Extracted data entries
○ ○ ○ ○ ○ ○ ○
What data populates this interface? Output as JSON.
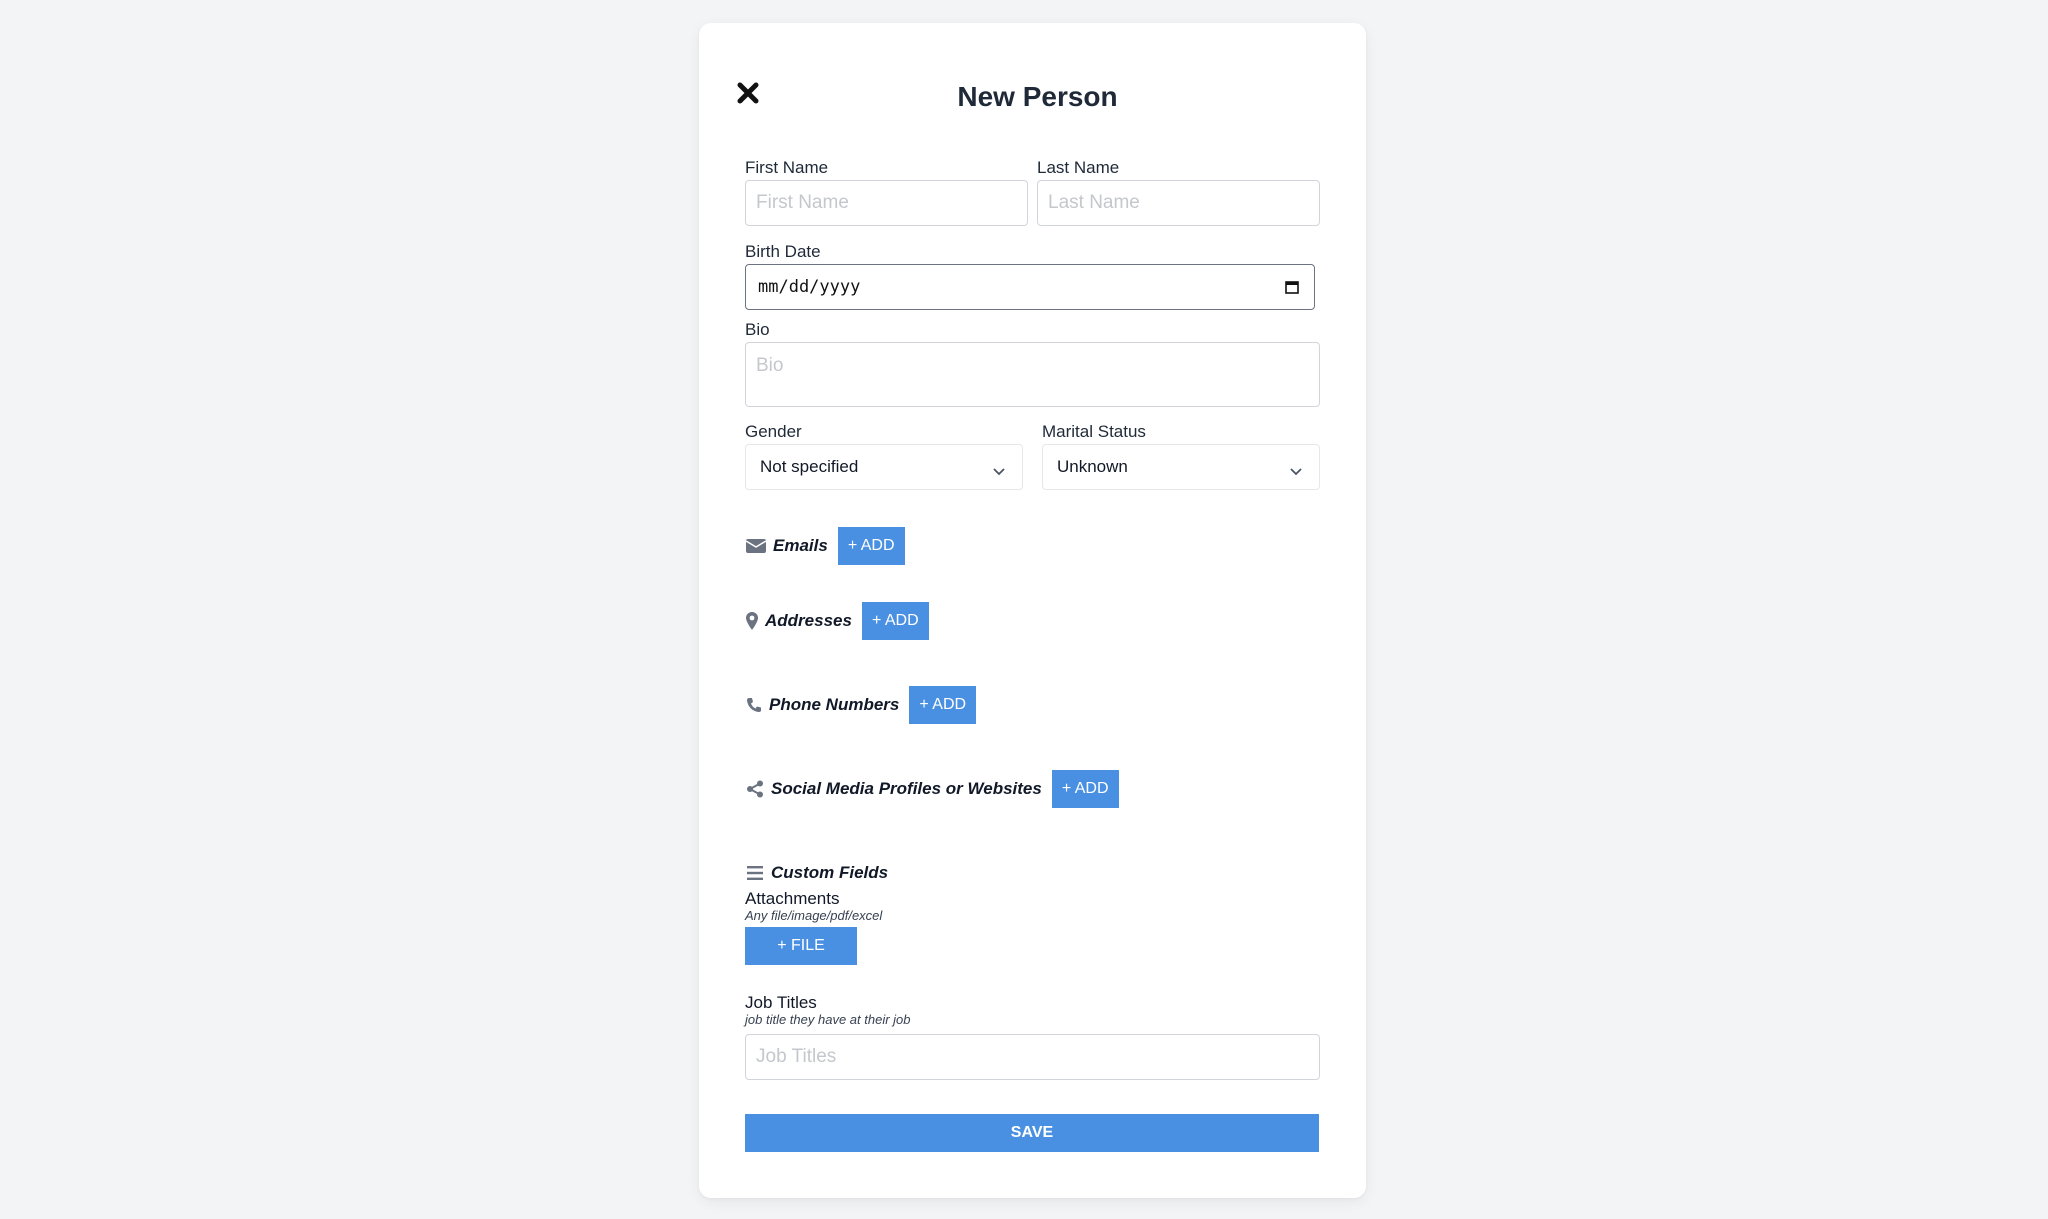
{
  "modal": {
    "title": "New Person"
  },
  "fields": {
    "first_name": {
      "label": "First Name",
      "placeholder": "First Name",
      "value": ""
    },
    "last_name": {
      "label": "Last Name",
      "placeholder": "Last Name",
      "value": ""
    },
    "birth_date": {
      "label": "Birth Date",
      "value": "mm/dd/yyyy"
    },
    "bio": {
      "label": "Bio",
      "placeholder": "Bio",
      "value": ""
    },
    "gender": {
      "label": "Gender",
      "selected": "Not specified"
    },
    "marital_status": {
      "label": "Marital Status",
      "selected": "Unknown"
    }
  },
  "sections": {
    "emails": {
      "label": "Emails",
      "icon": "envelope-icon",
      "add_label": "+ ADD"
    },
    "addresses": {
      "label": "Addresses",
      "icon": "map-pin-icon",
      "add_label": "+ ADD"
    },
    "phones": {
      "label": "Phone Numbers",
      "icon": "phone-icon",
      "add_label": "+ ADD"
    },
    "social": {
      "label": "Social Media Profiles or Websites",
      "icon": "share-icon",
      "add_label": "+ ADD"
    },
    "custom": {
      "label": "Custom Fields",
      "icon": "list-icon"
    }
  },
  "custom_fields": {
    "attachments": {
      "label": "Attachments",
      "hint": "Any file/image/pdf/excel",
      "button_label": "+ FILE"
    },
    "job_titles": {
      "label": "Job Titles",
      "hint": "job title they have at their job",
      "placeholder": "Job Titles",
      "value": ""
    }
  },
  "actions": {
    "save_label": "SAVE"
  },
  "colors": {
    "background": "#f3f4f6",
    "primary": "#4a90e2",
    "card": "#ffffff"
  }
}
○ ○ ○ ○ ○ ○ ○
Collect every line above that contains the word "placeholder".

Answer to the task:
      "placeholder": "First Name",
      "placeholder": "Last Name",
      "placeholder": "Bio",
      "placeholder": "Job Titles",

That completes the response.